◆ **RECORDS PROVIDED**
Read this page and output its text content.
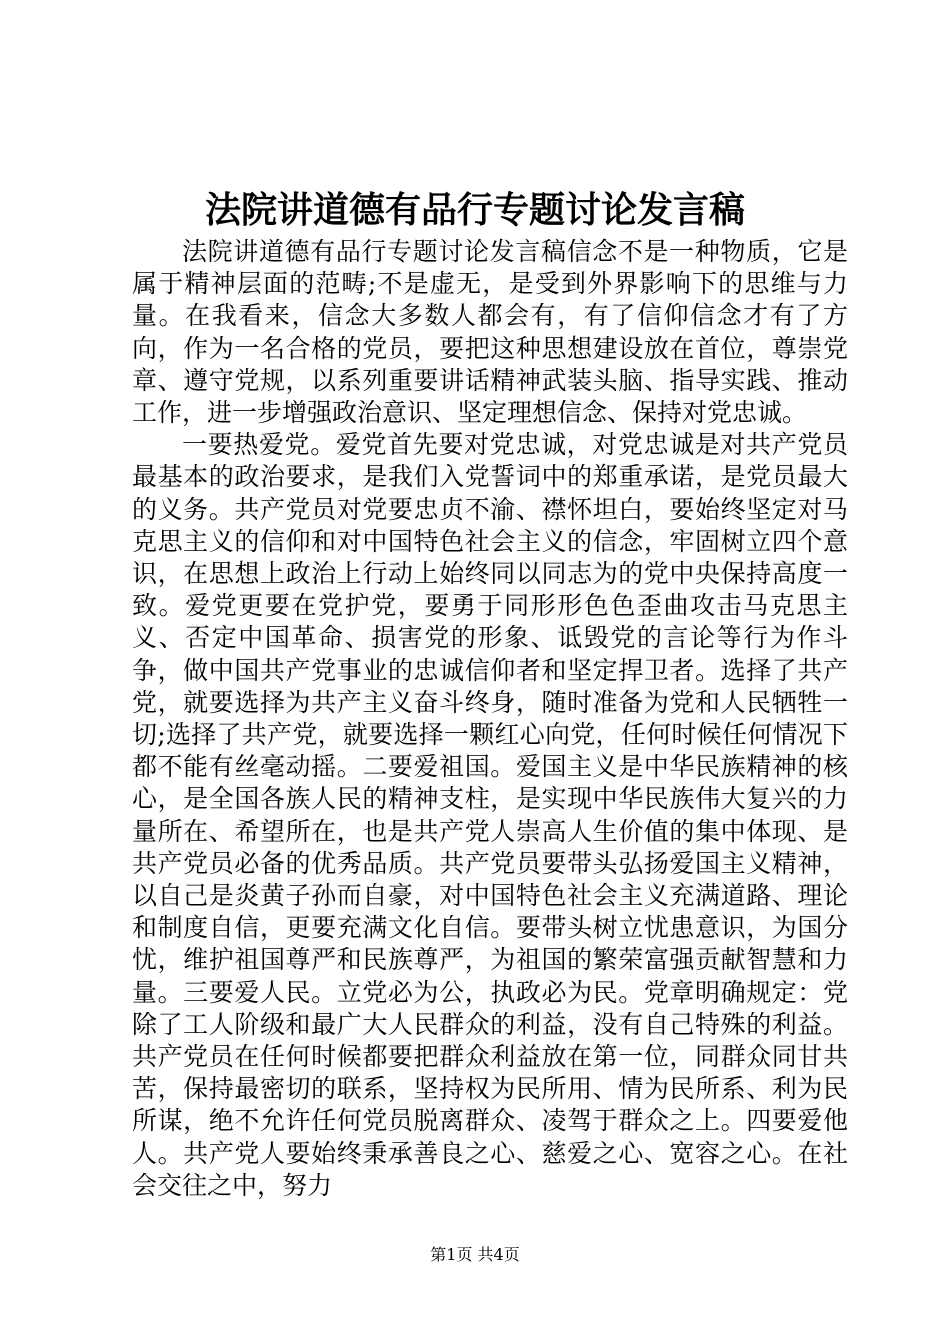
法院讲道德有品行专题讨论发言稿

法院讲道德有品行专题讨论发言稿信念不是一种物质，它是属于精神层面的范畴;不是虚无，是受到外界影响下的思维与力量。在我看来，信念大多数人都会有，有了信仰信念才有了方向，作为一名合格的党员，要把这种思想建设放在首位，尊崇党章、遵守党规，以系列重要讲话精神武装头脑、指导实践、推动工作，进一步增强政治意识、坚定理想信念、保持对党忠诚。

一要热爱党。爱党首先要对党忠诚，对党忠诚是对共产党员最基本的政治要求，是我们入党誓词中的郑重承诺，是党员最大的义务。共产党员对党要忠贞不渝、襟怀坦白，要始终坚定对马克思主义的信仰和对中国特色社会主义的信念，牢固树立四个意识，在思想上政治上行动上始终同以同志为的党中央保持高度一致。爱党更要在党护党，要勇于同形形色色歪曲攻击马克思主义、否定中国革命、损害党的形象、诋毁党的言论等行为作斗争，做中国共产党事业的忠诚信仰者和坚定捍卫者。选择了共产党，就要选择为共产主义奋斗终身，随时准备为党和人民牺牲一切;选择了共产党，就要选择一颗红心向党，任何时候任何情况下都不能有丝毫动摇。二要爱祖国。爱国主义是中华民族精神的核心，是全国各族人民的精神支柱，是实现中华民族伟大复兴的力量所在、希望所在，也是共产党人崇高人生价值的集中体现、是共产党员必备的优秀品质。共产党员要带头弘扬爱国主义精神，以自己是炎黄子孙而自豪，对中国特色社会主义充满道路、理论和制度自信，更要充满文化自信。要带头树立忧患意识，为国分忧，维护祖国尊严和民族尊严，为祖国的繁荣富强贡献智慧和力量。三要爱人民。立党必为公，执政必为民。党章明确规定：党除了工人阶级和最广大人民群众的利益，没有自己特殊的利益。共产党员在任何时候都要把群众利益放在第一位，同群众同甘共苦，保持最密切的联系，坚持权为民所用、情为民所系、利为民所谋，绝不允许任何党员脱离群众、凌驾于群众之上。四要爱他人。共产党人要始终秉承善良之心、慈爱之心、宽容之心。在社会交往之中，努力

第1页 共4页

* * *

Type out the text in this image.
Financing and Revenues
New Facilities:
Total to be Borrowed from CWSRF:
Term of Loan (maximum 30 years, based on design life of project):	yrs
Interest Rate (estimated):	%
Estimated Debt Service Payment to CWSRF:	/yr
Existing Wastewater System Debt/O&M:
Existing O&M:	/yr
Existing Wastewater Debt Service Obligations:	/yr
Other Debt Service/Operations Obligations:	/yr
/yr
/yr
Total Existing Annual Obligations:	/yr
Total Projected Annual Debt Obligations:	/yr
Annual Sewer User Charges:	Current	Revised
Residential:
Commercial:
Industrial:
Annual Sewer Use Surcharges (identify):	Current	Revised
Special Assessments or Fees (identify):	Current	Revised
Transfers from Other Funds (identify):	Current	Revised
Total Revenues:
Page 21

◆ **PROBLEM**
Tally the lines in the entries above that hold the word "Annual". Reply with nothing but that count.

◆ **TASK OUTPUT**
4